Requirements:
Extract every line of the material that holds the string "title".

Entries supplied:
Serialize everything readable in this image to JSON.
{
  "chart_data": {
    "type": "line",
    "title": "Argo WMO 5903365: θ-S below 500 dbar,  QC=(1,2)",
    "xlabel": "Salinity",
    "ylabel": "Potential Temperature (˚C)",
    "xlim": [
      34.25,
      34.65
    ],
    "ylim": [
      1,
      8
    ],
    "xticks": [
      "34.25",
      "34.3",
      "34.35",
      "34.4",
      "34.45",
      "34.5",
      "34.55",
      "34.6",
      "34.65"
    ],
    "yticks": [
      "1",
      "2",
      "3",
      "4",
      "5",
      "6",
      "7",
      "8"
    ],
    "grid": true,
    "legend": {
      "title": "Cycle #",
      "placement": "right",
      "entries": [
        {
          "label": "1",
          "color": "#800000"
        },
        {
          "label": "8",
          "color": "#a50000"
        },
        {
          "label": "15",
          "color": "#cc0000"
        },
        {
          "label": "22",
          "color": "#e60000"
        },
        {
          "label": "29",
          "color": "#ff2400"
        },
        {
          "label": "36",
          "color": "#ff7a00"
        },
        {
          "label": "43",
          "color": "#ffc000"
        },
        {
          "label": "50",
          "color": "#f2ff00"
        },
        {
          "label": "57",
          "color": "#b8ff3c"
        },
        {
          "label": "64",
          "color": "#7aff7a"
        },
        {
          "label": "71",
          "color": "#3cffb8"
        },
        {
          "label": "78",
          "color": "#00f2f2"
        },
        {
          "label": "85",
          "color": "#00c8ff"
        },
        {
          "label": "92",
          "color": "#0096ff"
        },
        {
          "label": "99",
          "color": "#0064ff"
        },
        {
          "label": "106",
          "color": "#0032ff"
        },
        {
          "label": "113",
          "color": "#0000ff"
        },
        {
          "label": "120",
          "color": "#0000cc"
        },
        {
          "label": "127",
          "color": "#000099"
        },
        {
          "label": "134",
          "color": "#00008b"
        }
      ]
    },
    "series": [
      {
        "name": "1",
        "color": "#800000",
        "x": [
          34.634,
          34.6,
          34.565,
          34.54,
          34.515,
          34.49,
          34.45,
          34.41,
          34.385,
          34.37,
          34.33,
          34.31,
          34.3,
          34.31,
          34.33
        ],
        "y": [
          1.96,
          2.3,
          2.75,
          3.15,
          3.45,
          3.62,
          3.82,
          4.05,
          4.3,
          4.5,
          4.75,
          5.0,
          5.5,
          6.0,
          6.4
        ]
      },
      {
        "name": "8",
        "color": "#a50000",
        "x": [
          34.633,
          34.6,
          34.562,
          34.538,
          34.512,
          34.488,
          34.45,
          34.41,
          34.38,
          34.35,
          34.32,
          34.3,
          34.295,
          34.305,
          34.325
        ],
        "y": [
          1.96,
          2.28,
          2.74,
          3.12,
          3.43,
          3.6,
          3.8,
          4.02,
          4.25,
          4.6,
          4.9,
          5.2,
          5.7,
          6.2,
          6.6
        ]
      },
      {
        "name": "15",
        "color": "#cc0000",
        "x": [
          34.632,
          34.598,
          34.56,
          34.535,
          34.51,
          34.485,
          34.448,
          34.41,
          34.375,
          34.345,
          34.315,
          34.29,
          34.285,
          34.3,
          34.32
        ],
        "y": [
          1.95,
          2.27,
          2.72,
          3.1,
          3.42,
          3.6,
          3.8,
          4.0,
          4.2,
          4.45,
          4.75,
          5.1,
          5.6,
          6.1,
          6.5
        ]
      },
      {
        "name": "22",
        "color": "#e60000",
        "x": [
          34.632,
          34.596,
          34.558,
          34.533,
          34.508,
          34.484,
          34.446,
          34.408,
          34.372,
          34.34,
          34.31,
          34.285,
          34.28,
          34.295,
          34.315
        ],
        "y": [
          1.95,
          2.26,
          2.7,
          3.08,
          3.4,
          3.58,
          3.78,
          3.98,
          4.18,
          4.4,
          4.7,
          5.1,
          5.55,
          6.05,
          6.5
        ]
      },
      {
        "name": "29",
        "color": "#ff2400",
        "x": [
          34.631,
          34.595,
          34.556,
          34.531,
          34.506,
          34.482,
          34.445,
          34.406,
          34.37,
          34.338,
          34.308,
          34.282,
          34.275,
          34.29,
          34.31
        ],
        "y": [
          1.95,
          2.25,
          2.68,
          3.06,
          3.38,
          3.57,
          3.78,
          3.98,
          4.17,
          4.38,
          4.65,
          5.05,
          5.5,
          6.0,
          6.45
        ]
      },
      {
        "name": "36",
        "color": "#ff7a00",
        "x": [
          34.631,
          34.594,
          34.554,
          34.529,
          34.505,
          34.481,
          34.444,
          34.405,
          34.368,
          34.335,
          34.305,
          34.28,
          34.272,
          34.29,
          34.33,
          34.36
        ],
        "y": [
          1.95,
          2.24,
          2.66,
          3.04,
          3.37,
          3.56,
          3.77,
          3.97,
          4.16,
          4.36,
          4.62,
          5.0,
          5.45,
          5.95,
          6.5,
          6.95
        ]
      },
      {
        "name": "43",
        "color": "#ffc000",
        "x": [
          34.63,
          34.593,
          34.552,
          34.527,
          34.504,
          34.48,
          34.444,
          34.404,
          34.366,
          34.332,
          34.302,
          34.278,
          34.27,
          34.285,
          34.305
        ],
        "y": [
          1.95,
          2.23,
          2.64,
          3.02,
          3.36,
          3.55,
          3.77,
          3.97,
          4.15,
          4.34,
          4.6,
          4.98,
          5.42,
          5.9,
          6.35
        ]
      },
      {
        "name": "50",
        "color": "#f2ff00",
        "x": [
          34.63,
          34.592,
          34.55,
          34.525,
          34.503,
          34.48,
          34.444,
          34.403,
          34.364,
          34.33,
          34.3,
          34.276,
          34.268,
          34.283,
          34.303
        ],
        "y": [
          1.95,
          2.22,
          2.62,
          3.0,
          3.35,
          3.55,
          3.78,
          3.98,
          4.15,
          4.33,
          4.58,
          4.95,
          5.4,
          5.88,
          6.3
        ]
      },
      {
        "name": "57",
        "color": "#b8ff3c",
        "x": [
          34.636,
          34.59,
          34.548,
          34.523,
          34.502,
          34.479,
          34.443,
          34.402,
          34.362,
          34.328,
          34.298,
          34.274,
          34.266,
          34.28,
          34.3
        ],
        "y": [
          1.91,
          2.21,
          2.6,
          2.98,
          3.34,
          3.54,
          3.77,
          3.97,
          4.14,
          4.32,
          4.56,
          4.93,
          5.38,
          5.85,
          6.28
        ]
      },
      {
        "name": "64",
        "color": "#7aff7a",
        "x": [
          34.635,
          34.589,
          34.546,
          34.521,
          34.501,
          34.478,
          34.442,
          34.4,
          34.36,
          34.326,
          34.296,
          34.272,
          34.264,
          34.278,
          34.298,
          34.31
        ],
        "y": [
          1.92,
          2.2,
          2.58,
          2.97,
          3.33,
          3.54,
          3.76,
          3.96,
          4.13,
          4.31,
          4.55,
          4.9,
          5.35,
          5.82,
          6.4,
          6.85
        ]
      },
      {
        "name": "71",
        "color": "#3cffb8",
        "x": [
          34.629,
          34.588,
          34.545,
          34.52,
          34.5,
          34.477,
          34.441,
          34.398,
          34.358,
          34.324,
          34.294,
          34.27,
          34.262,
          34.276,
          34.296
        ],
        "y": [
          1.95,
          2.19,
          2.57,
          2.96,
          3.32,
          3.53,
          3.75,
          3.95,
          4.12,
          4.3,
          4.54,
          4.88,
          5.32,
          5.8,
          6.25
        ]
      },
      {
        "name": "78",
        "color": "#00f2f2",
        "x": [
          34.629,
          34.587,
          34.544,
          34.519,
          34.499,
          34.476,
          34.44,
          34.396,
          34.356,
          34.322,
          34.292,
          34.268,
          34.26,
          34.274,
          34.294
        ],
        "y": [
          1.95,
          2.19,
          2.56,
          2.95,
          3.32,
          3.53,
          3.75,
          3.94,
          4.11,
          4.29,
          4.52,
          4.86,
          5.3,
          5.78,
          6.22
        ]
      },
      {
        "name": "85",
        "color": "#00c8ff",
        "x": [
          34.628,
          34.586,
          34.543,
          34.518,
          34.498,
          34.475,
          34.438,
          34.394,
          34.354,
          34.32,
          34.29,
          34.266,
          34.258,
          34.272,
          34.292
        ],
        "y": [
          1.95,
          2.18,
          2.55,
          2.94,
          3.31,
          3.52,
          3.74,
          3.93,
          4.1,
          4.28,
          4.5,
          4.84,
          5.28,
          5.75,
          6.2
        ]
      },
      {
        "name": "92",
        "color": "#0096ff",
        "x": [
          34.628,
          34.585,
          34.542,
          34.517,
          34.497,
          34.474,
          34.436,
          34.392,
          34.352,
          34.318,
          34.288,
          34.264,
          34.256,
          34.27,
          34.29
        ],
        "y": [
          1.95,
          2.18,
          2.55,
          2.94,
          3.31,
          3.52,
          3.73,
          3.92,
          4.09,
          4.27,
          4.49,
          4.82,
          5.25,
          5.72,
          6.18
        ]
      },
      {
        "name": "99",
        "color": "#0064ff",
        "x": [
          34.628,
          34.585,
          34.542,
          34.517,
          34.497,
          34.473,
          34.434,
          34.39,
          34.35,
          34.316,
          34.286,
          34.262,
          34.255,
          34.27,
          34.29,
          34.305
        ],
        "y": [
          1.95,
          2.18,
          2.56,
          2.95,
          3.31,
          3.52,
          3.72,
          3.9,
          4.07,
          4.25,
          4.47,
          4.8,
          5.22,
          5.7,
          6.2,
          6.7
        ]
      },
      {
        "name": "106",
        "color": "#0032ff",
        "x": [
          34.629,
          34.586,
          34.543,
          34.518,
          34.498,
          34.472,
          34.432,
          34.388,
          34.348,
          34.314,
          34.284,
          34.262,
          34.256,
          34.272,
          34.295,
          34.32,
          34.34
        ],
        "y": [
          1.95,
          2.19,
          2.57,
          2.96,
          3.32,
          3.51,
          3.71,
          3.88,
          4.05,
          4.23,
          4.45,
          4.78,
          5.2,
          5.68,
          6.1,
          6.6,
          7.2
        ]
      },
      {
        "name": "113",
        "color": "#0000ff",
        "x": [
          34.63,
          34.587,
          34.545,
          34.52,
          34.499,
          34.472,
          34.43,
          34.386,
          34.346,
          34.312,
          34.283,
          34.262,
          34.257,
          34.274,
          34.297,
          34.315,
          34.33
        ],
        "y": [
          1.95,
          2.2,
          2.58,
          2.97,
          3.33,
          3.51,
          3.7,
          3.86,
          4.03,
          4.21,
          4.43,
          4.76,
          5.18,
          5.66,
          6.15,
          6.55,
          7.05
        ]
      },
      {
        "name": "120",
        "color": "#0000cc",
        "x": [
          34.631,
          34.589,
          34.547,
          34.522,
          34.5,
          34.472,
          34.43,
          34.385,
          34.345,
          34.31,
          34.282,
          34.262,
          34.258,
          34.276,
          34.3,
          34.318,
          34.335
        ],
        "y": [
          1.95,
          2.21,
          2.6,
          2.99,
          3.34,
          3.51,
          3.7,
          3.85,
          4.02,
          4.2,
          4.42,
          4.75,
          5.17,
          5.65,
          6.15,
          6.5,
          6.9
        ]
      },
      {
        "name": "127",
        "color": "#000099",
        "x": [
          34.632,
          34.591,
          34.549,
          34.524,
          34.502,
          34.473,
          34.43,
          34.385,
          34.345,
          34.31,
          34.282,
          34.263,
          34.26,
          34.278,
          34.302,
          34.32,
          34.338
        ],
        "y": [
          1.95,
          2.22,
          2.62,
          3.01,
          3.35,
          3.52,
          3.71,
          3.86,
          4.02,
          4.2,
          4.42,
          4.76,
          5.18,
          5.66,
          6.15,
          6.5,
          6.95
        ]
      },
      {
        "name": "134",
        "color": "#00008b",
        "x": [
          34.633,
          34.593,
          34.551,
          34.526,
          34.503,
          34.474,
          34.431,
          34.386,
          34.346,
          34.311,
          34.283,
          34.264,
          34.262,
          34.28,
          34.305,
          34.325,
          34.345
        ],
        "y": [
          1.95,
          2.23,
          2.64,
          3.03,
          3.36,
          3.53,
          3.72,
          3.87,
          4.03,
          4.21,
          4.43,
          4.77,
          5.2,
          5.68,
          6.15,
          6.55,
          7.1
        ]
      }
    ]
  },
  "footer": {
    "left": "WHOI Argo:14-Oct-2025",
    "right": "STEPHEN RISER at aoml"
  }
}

Completed task:
    "title": "Argo WMO 5903365: θ-S below 500 dbar,  QC=(1,2)",
      "title": "Cycle #",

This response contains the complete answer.